#### TASK PROMPT:
Reproduce the listing word for word, leaving every picture behind.

#### Collected data:
>>

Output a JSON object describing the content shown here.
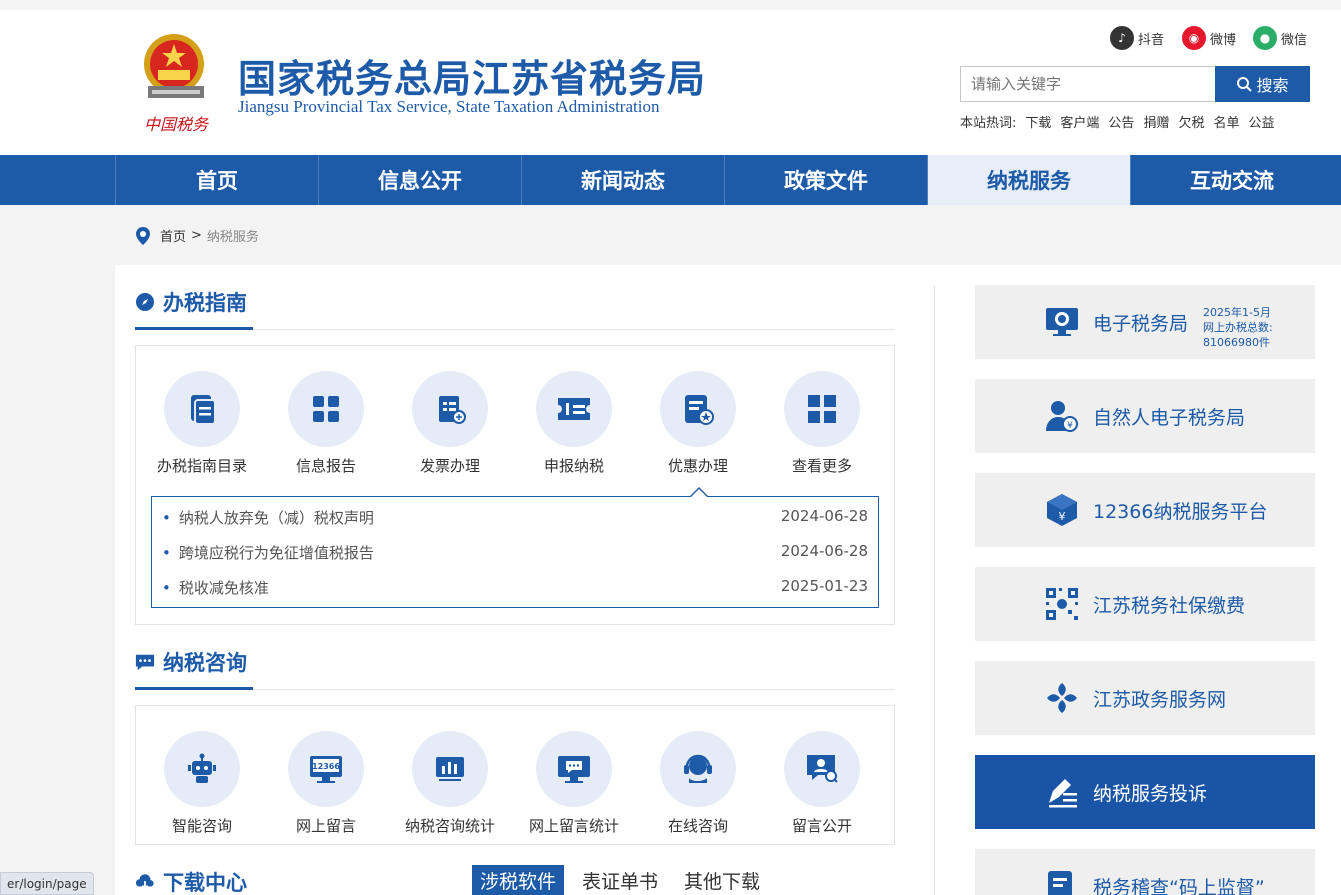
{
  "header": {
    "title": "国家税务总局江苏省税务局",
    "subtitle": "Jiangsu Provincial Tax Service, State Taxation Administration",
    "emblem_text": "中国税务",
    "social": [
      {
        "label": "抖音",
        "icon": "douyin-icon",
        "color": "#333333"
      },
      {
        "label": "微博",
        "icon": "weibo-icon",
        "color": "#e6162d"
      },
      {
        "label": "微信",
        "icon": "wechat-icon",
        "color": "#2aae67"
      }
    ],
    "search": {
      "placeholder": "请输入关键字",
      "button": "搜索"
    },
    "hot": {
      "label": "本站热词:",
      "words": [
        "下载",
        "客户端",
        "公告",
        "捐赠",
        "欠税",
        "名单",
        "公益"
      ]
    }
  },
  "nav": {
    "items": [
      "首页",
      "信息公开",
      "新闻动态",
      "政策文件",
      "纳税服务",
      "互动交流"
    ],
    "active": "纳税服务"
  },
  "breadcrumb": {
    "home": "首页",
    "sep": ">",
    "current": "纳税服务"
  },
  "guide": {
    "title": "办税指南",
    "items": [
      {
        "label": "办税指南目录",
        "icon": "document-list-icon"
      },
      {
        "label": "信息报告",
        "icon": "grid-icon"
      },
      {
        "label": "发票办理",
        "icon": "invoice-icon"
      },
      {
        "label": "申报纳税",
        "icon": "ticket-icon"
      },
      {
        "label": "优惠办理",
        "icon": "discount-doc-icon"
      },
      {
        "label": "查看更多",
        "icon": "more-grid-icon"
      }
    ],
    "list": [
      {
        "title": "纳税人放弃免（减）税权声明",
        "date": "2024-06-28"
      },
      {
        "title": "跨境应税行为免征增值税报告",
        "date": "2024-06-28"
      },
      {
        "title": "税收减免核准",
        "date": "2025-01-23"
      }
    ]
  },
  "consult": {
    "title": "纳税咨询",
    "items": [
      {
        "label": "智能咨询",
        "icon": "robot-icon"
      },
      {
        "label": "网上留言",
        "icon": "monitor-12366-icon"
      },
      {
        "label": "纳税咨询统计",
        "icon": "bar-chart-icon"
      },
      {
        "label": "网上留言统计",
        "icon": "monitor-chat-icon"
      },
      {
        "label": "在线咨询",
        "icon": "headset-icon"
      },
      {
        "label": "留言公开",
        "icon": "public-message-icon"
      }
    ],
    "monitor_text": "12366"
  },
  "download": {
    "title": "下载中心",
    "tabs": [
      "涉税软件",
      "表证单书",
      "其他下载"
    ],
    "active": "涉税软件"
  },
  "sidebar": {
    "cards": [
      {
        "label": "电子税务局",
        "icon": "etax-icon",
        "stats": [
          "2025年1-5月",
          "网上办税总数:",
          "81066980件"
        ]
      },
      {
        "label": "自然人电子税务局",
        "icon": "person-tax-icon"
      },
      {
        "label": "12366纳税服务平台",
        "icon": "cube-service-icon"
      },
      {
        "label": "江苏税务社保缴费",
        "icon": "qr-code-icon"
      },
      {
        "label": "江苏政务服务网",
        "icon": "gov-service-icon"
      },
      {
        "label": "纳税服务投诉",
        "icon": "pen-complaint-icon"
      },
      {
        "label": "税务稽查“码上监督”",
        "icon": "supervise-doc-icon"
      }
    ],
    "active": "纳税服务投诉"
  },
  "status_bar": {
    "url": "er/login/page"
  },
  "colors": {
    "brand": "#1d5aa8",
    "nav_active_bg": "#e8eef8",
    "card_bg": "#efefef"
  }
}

<<

#### RESULT OF THIS TASK:
Output a JSON object describing the content shown here.
{
  "header": {
    "title": "国家税务总局江苏省税务局",
    "subtitle": "Jiangsu Provincial Tax Service, State Taxation Administration",
    "emblem_text": "中国税务",
    "social": [
      {
        "label": "抖音",
        "icon": "douyin-icon",
        "color": "#333333"
      },
      {
        "label": "微博",
        "icon": "weibo-icon",
        "color": "#e6162d"
      },
      {
        "label": "微信",
        "icon": "wechat-icon",
        "color": "#2aae67"
      }
    ],
    "search": {
      "placeholder": "请输入关键字",
      "button": "搜索"
    },
    "hot": {
      "label": "本站热词:",
      "words": [
        "下载",
        "客户端",
        "公告",
        "捐赠",
        "欠税",
        "名单",
        "公益"
      ]
    }
  },
  "nav": {
    "items": [
      "首页",
      "信息公开",
      "新闻动态",
      "政策文件",
      "纳税服务",
      "互动交流"
    ],
    "active": "纳税服务"
  },
  "breadcrumb": {
    "home": "首页",
    "sep": ">",
    "current": "纳税服务"
  },
  "guide": {
    "title": "办税指南",
    "items": [
      {
        "label": "办税指南目录",
        "icon": "document-list-icon"
      },
      {
        "label": "信息报告",
        "icon": "grid-icon"
      },
      {
        "label": "发票办理",
        "icon": "invoice-icon"
      },
      {
        "label": "申报纳税",
        "icon": "ticket-icon"
      },
      {
        "label": "优惠办理",
        "icon": "discount-doc-icon"
      },
      {
        "label": "查看更多",
        "icon": "more-grid-icon"
      }
    ],
    "list": [
      {
        "title": "纳税人放弃免（减）税权声明",
        "date": "2024-06-28"
      },
      {
        "title": "跨境应税行为免征增值税报告",
        "date": "2024-06-28"
      },
      {
        "title": "税收减免核准",
        "date": "2025-01-23"
      }
    ]
  },
  "consult": {
    "title": "纳税咨询",
    "items": [
      {
        "label": "智能咨询",
        "icon": "robot-icon"
      },
      {
        "label": "网上留言",
        "icon": "monitor-12366-icon"
      },
      {
        "label": "纳税咨询统计",
        "icon": "bar-chart-icon"
      },
      {
        "label": "网上留言统计",
        "icon": "monitor-chat-icon"
      },
      {
        "label": "在线咨询",
        "icon": "headset-icon"
      },
      {
        "label": "留言公开",
        "icon": "public-message-icon"
      }
    ],
    "monitor_text": "12366"
  },
  "download": {
    "title": "下载中心",
    "tabs": [
      "涉税软件",
      "表证单书",
      "其他下载"
    ],
    "active": "涉税软件"
  },
  "sidebar": {
    "cards": [
      {
        "label": "电子税务局",
        "icon": "etax-icon",
        "stats": [
          "2025年1-5月",
          "网上办税总数:",
          "81066980件"
        ]
      },
      {
        "label": "自然人电子税务局",
        "icon": "person-tax-icon"
      },
      {
        "label": "12366纳税服务平台",
        "icon": "cube-service-icon"
      },
      {
        "label": "江苏税务社保缴费",
        "icon": "qr-code-icon"
      },
      {
        "label": "江苏政务服务网",
        "icon": "gov-service-icon"
      },
      {
        "label": "纳税服务投诉",
        "icon": "pen-complaint-icon"
      },
      {
        "label": "税务稽查“码上监督”",
        "icon": "supervise-doc-icon"
      }
    ],
    "active": "纳税服务投诉"
  },
  "status_bar": {
    "url": "er/login/page"
  },
  "colors": {
    "brand": "#1d5aa8",
    "nav_active_bg": "#e8eef8",
    "card_bg": "#efefef"
  }
}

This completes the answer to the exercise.